>> Start Data to use

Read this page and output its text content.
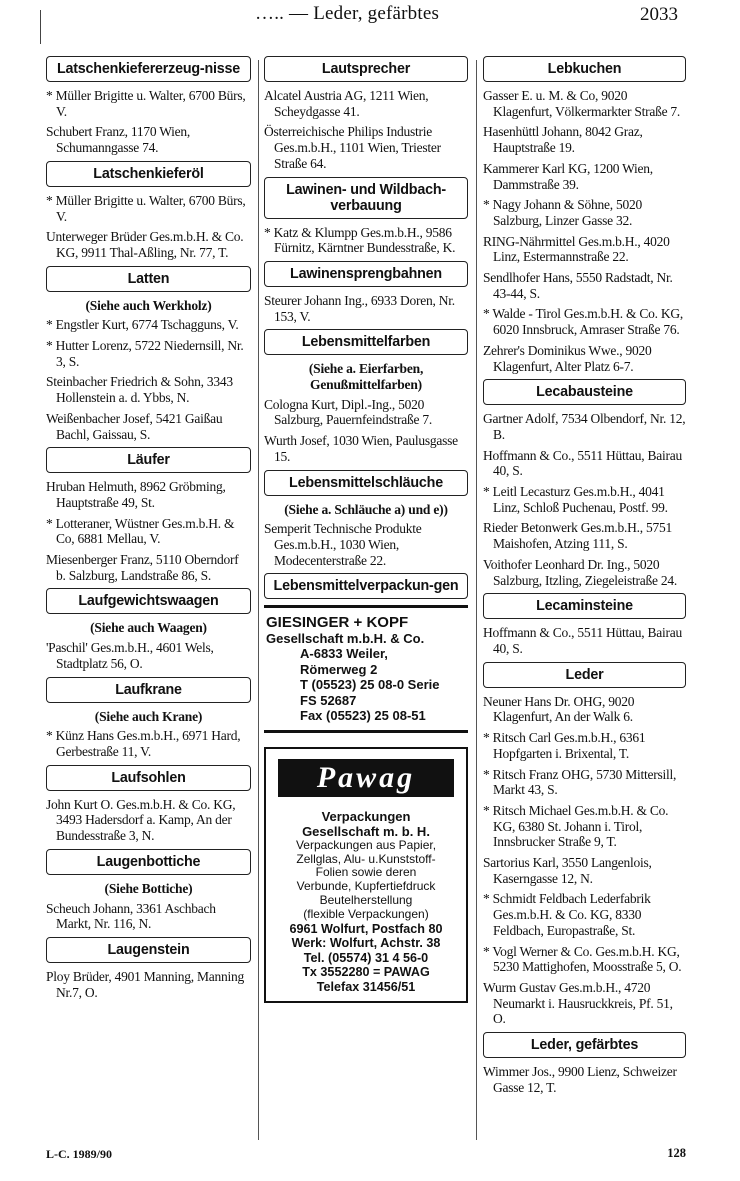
….. — Leder, gefärbtes	2033
Latschenkiefererzeug-nisse
* Müller Brigitte u. Walter, 6700 Bürs, V.
Schubert Franz, 1170 Wien, Schumanngasse 74.
Latschenkieferöl
* Müller Brigitte u. Walter, 6700 Bürs, V.
Unterweger Brüder Ges.m.b.H. & Co. KG, 9911 Thal-Aßling, Nr. 77, T.
Latten
(Siehe auch Werkholz)
* Engstler Kurt, 6774 Tschagguns, V.
* Hutter Lorenz, 5722 Niedernsill, Nr. 3, S.
Steinbacher Friedrich & Sohn, 3343 Hollenstein a. d. Ybbs, N.
Weißenbacher Josef, 5421 Gaißau Bachl, Gaissau, S.
Läufer
Hruban Helmuth, 8962 Gröbming, Hauptstraße 49, St.
* Lotteraner, Wüstner Ges.m.b.H. & Co, 6881 Mellau, V.
Miesenberger Franz, 5110 Oberndorf b. Salzburg, Landstraße 86, S.
Laufgewichtswaagen
(Siehe auch Waagen)
'Paschil' Ges.m.b.H., 4601 Wels, Stadtplatz 56, O.
Laufkrane
(Siehe auch Krane)
* Künz Hans Ges.m.b.H., 6971 Hard, Gerbestraße 11, V.
Laufsohlen
John Kurt O. Ges.m.b.H. & Co. KG, 3493 Hadersdorf a. Kamp, An der Bundesstraße 3, N.
Laugenbottiche
(Siehe Bottiche)
Scheuch Johann, 3361 Aschbach Markt, Nr. 116, N.
Laugenstein
Ploy Brüder, 4901 Manning, Manning Nr.7, O.
Lautsprecher
Alcatel Austria AG, 1211 Wien, Scheydgasse 41.
Österreichische Philips Industrie Ges.m.b.H., 1101 Wien, Triester Straße 64.
Lawinen- und Wildbach-verbauung
* Katz & Klumpp Ges.m.b.H., 9586 Fürnitz, Kärntner Bundesstraße, K.
Lawinensprengbahnen
Steurer Johann Ing., 6933 Doren, Nr. 153, V.
Lebensmittelfarben
(Siehe a. Eierfarben, Genußmittelfarben)
Cologna Kurt, Dipl.-Ing., 5020 Salzburg, Pauernfeindstraße 7.
Wurth Josef, 1030 Wien, Paulusgasse 15.
Lebensmittelschläuche
(Siehe a. Schläuche a) und e))
Semperit Technische Produkte Ges.m.b.H., 1030 Wien, Modecenterstraße 22.
Lebensmittelverpackun-gen
GIESINGER + KOPF
Gesellschaft m.b.H. & Co.
A-6833 Weiler,
Römerweg 2
T (05523) 25 08-0 Serie
FS 52687
Fax (05523) 25 08-51
Pawag
Verpackungen
Gesellschaft m. b. H.
Verpackungen aus Papier,
Zellglas, Alu- u.Kunststoff-
Folien sowie deren
Verbunde, Kupfertiefdruck
Beutelherstellung
(flexible Verpackungen)
6961 Wolfurt, Postfach 80
Werk: Wolfurt, Achstr. 38
Tel. (05574) 31 4 56-0
Tx 3552280 = PAWAG
Telefax 31456/51
Lebkuchen
Gasser E. u. M. & Co, 9020 Klagenfurt, Völkermarkter Straße 7.
Hasenhüttl Johann, 8042 Graz, Hauptstraße 19.
Kammerer Karl KG, 1200 Wien, Dammstraße 39.
* Nagy Johann & Söhne, 5020 Salzburg, Linzer Gasse 32.
RING-Nährmittel Ges.m.b.H., 4020 Linz, Estermannstraße 22.
Sendlhofer Hans, 5550 Radstadt, Nr. 43-44, S.
* Walde - Tirol Ges.m.b.H. & Co. KG, 6020 Innsbruck, Amraser Straße 76.
Zehrer's Dominikus Wwe., 9020 Klagenfurt, Alter Platz 6-7.
Lecabausteine
Gartner Adolf, 7534 Olbendorf, Nr. 12, B.
Hoffmann & Co., 5511 Hüttau, Bairau 40, S.
* Leitl Lecasturz Ges.m.b.H., 4041 Linz, Schloß Puchenau, Postf. 99.
Rieder Betonwerk Ges.m.b.H., 5751 Maishofen, Atzing 111, S.
Voithofer Leonhard Dr. Ing., 5020 Salzburg, Itzling, Ziegeleistraße 24.
Lecaminsteine
Hoffmann & Co., 5511 Hüttau, Bairau 40, S.
Leder
Neuner Hans Dr. OHG, 9020 Klagenfurt, An der Walk 6.
* Ritsch Carl Ges.m.b.H., 6361 Hopfgarten i. Brixental, T.
* Ritsch Franz OHG, 5730 Mittersill, Markt 43, S.
* Ritsch Michael Ges.m.b.H. & Co. KG, 6380 St. Johann i. Tirol, Innsbrucker Straße 9, T.
Sartorius Karl, 3550 Langenlois, Kaserngasse 12, N.
* Schmidt Feldbach Lederfabrik Ges.m.b.H. & Co. KG, 8330 Feldbach, Europastraße, St.
* Vogl Werner & Co. Ges.m.b.H. KG, 5230 Mattighofen, Moosstraße 5, O.
Wurm Gustav Ges.m.b.H., 4720 Neumarkt i. Hausruckkreis, Pf. 51, O.
Leder, gefärbtes
Wimmer Jos., 9900 Lienz, Schweizer Gasse 12, T.
L-C. 1989/90	128
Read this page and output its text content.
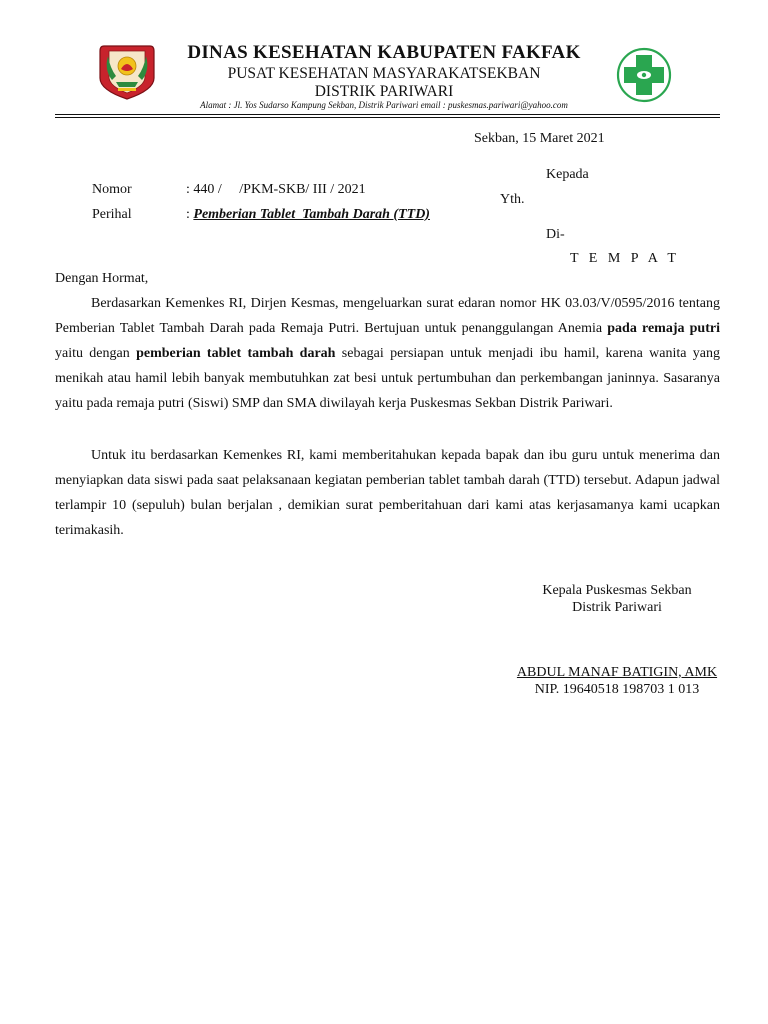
DINAS KESEHATAN KABUPATEN FAKFAK
PUSAT KESEHATAN MASYARAKATSEKBAN
DISTRIK PARIWARI
Alamat : Jl. Yos Sudarso Kampung Sekban, Distrik Pariwari email : puskesmas.pariwari@yahoo.com
Sekban, 15 Maret 2021
Kepada
Yth.
Di-
T E M P A T
Nomor	: 440 /     /PKM-SKB/ III / 2021
Perihal	: Pemberian Tablet  Tambah Darah (TTD)
Dengan Hormat,
Berdasarkan Kemenkes RI, Dirjen Kesmas, mengeluarkan surat edaran nomor HK 03.03/V/0595/2016 tentang Pemberian Tablet Tambah Darah pada Remaja Putri. Bertujuan untuk penanggulangan Anemia pada remaja putri yaitu dengan pemberian tablet tambah darah sebagai persiapan untuk menjadi ibu hamil, karena wanita yang menikah atau hamil lebih banyak membutuhkan zat besi untuk pertumbuhan dan perkembangan janinnya. Sasaranya yaitu pada remaja putri (Siswi) SMP dan SMA diwilayah kerja Puskesmas Sekban Distrik Pariwari.
Untuk itu berdasarkan Kemenkes RI, kami memberitahukan kepada bapak dan ibu guru untuk menerima dan menyiapkan data siswi pada saat pelaksanaan kegiatan pemberian tablet tambah darah (TTD) tersebut. Adapun jadwal terlampir 10 (sepuluh) bulan berjalan , demikian surat pemberitahuan dari kami atas kerjasamanya kami ucapkan terimakasih.
Kepala Puskesmas Sekban
Distrik Pariwari
ABDUL MANAF BATIGIN, AMK
NIP. 19640518 198703 1 013
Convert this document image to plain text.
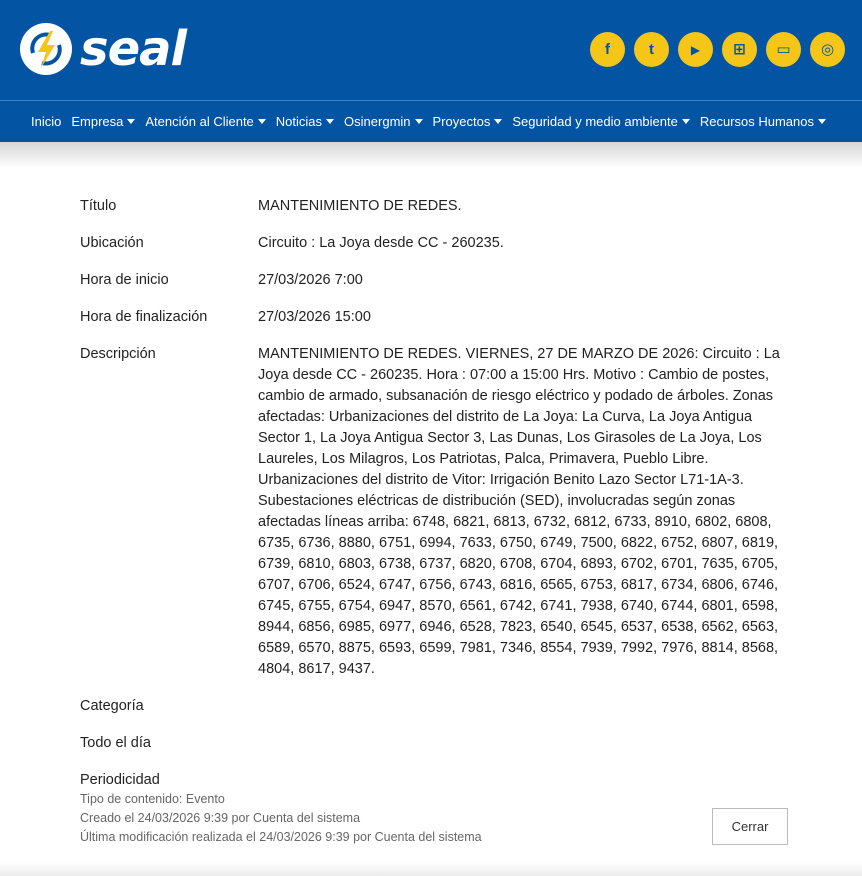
seal	f	t	▶ ⊞ ▭ ◎
Inicio Empresa Atención al Cliente Noticias Osinergmin Proyectos Seguridad y medio ambiente Recursos Humanos
Título	MANTENIMIENTO DE REDES.
Ubicación	Circuito : La Joya desde CC - 260235.
Hora de inicio	27/03/2026 7:00
Hora de finalización	27/03/2026 15:00
Descripción	MANTENIMIENTO DE REDES. VIERNES, 27 DE MARZO DE 2026: Circuito : La Joya desde CC - 260235. Hora : 07:00 a 15:00 Hrs. Motivo : Cambio de postes, cambio de armado, subsanación de riesgo eléctrico y podado de árboles. Zonas afectadas: Urbanizaciones del distrito de La Joya: La Curva, La Joya Antigua Sector 1, La Joya Antigua Sector 3, Las Dunas, Los Girasoles de La Joya, Los Laureles, Los Milagros, Los Patriotas, Palca, Primavera, Pueblo Libre. Urbanizaciones del distrito de Vitor: Irrigación Benito Lazo Sector L71-1A-3. Subestaciones eléctricas de distribución (SED), involucradas según zonas afectadas líneas arriba: 6748, 6821, 6813, 6732, 6812, 6733, 8910, 6802, 6808, 6735, 6736, 8880, 6751, 6994, 7633, 6750, 6749, 7500, 6822, 6752, 6807, 6819, 6739, 6810, 6803, 6738, 6737, 6820, 6708, 6704, 6893, 6702, 6701, 7635, 6705, 6707, 6706, 6524, 6747, 6756, 6743, 6816, 6565, 6753, 6817, 6734, 6806, 6746, 6745, 6755, 6754, 6947, 8570, 6561, 6742, 6741, 7938, 6740, 6744, 6801, 6598, 8944, 6856, 6985, 6977, 6946, 6528, 7823, 6540, 6545, 6537, 6538, 6562, 6563, 6589, 6570, 8875, 6593, 6599, 7981, 7346, 8554, 7939, 7992, 7976, 8814, 8568, 4804, 8617, 9437.
Categoría
Todo el día
Periodicidad
Tipo de contenido: Evento
Creado el 24/03/2026 9:39 por Cuenta del sistema
Última modificación realizada el 24/03/2026 9:39 por Cuenta del sistema
Cerrar
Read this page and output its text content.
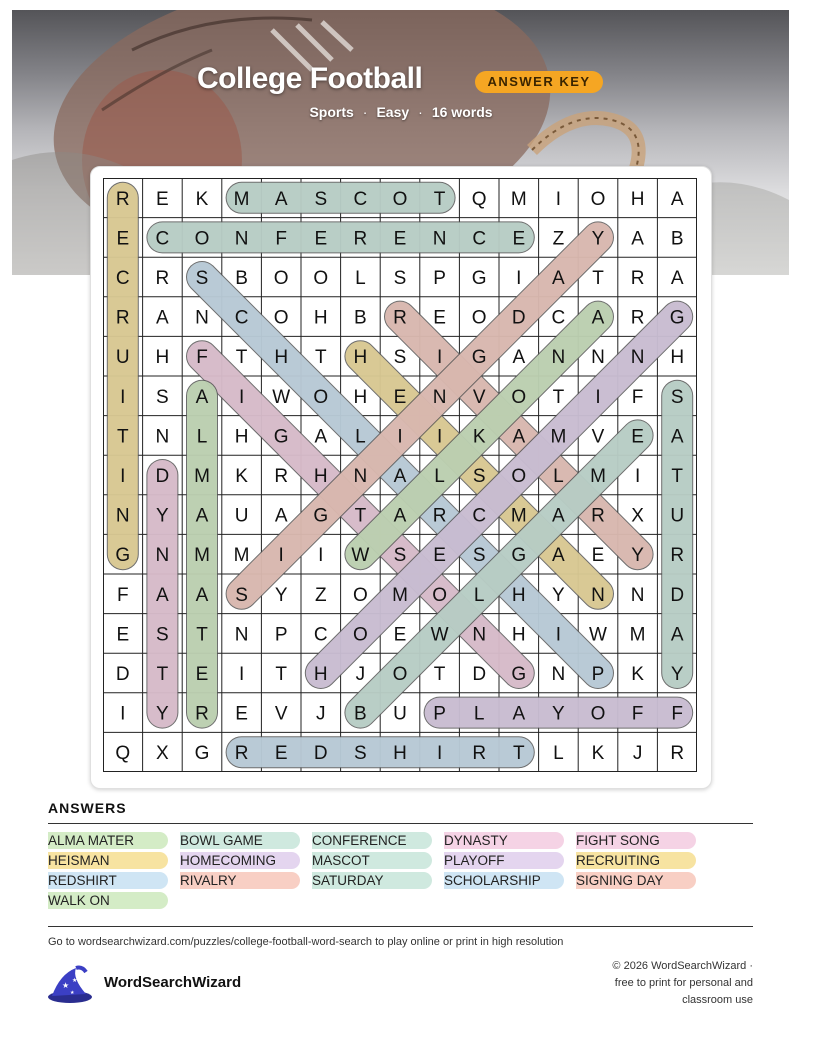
College Football	ANSWER KEY
Sports · Easy · 16 words
R E K M A S C O T Q M I O H A
E C O N F E R E N C E Z Y A B
C R S B O O L S P G I A T R A
R A N C O H B R E O D C A R G
U H F T H T H S I G A N N N H
I S A I W O H E N V O T I F S
T N L H G A L I I K A M V E A
I D M K R H N A L S O L M I T
N Y A U A G T A R C M A R X U
G N M M I I W S E S G A E Y R
F A A S Y Z O M O L H Y N N D
E S T N P C O E W N H I W M A
D T E I T H J O T D G N P K Y
I Y R E V J B U P L A Y O F F
Q X G R E D S H I R T L K J R
ANSWERS
ALMA MATER	BOWL GAME	CONFERENCE	DYNASTY	FIGHT SONG
HEISMAN	HOMECOMING	MASCOT	PLAYOFF	RECRUITING
REDSHIRT	RIVALRY	SATURDAY	SCHOLARSHIP	SIGNING DAY
WALK ON
Go to wordsearchwizard.com/puzzles/college-football-word-search to play online or print in high resolution
★
★
★
WordSearchWizard
© 2026 WordSearchWizard ·
free to print for personal and
classroom use
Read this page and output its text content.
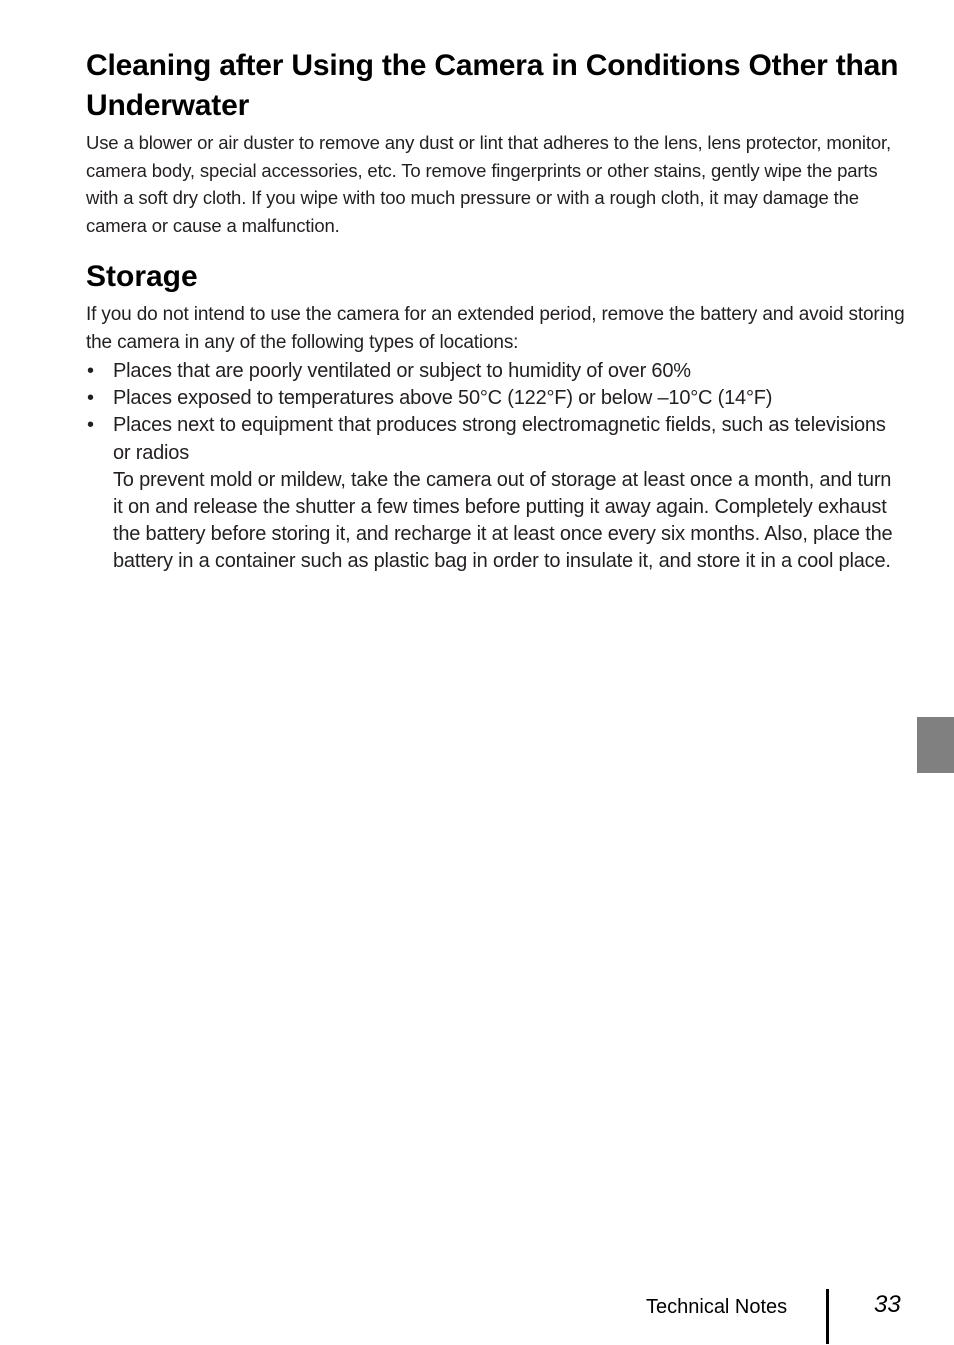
Cleaning after Using the Camera in Conditions Other than Underwater

Use a blower or air duster to remove any dust or lint that adheres to the lens, lens protector, monitor, camera body, special accessories, etc. To remove fingerprints or other stains, gently wipe the parts with a soft dry cloth. If you wipe with too much pressure or with a rough cloth, it may damage the camera or cause a malfunction.

Storage

If you do not intend to use the camera for an extended period, remove the battery and avoid storing the camera in any of the following types of locations:

• Places that are poorly ventilated or subject to humidity of over 60%
• Places exposed to temperatures above 50°C (122°F) or below –10°C (14°F)
• Places next to equipment that produces strong electromagnetic fields, such as televisions or radios
To prevent mold or mildew, take the camera out of storage at least once a month, and turn it on and release the shutter a few times before putting it away again. Completely exhaust the battery before storing it, and recharge it at least once every six months. Also, place the battery in a container such as plastic bag in order to insulate it, and store it in a cool place.
Technical Notes	33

>> End Data to use

_Challenge_
Select every line of the records holding the string "Tirol".

_Result below_
* Walde - Tirol Ges.m.b.H. & Co. KG, 6020 Innsbruck, Amraser Straße 76.
* Ritsch Michael Ges.m.b.H. & Co. KG, 6380 St. Johann i. Tirol, Innsbrucker Straße 9, T.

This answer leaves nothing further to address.